WHAT YOU WILL DO >> Which lines contain the string "động"? Please list every one of them.

(Collection entries)
↓
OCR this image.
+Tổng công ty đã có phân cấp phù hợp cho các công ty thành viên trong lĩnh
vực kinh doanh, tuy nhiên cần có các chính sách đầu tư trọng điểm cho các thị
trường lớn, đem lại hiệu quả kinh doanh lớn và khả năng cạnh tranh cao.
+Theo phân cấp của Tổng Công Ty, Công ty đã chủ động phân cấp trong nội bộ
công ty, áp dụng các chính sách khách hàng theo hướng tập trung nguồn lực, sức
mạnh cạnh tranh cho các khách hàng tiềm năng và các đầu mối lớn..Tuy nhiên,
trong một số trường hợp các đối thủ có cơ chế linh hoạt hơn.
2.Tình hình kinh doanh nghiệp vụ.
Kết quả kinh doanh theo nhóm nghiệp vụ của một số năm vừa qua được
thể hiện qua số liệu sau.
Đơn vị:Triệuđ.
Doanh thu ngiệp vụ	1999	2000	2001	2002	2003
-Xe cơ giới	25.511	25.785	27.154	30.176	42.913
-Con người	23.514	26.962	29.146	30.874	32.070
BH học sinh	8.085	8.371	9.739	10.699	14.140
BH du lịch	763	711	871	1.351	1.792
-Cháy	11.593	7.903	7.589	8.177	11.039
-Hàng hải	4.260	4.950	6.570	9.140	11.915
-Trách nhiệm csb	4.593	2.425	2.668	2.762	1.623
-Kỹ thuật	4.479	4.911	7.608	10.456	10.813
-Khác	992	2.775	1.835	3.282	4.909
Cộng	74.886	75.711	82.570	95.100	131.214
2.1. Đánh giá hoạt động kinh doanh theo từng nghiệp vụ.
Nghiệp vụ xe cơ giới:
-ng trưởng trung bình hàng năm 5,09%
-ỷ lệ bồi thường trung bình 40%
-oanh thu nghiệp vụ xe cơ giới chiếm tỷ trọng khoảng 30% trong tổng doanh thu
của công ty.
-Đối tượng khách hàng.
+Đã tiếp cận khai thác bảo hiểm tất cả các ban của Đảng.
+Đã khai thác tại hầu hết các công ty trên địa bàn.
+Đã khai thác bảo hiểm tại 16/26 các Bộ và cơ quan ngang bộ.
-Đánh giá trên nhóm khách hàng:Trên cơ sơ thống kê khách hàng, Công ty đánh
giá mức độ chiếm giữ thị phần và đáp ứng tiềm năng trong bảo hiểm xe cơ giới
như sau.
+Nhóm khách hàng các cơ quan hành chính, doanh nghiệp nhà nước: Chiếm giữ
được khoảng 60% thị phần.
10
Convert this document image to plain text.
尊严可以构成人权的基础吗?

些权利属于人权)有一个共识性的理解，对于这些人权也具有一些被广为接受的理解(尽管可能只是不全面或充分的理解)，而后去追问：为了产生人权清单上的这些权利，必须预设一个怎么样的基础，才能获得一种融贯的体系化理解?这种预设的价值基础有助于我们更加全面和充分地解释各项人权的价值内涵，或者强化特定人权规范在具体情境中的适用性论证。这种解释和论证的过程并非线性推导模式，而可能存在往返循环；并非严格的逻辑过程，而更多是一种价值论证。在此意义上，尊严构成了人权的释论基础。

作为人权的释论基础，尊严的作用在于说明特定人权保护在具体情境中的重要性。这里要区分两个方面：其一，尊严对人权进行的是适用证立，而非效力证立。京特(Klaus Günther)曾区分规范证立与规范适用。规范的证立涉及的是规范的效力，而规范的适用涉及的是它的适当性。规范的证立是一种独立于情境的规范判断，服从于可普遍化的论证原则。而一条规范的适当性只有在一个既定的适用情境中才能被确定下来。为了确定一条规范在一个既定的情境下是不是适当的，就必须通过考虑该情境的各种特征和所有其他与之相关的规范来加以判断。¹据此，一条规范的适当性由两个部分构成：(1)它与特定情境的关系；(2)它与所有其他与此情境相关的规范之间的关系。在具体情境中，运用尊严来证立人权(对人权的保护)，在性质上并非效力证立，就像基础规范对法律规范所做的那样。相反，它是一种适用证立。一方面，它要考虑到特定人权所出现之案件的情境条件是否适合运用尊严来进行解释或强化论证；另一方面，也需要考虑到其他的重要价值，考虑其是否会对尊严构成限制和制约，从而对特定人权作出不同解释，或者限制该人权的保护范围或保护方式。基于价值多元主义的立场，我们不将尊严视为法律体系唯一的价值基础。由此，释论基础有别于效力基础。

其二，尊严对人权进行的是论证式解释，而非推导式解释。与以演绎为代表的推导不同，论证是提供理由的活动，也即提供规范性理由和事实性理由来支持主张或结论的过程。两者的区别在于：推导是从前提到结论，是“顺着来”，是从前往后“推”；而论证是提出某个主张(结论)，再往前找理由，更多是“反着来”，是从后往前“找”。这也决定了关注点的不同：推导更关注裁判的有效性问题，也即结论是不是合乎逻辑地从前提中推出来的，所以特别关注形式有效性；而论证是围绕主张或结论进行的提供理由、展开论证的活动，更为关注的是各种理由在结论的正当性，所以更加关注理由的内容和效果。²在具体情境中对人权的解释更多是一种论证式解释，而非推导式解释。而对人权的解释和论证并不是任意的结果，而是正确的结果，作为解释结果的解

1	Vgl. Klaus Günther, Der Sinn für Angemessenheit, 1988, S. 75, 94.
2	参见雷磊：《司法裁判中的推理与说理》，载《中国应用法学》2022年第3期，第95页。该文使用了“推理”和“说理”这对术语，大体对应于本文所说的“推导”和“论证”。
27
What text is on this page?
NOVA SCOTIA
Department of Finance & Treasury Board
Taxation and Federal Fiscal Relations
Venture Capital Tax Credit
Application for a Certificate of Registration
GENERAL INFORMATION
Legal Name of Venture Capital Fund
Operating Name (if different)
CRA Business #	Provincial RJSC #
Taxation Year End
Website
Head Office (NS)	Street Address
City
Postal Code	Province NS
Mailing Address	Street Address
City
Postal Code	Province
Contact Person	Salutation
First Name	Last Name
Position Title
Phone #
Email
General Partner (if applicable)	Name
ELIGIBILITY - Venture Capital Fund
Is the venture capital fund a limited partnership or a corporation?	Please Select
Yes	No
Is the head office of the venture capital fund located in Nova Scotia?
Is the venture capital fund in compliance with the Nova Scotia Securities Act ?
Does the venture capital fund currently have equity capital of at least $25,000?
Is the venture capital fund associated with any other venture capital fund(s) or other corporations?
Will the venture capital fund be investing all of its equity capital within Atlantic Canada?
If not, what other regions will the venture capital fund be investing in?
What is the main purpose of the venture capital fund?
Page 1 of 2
↑
ANSWER >>
+Theo phân cấp của Tổng Công Ty, Công ty đã chủ động phân cấp trong nội bộ
2.1. Đánh giá hoạt động kinh doanh theo từng nghiệp vụ.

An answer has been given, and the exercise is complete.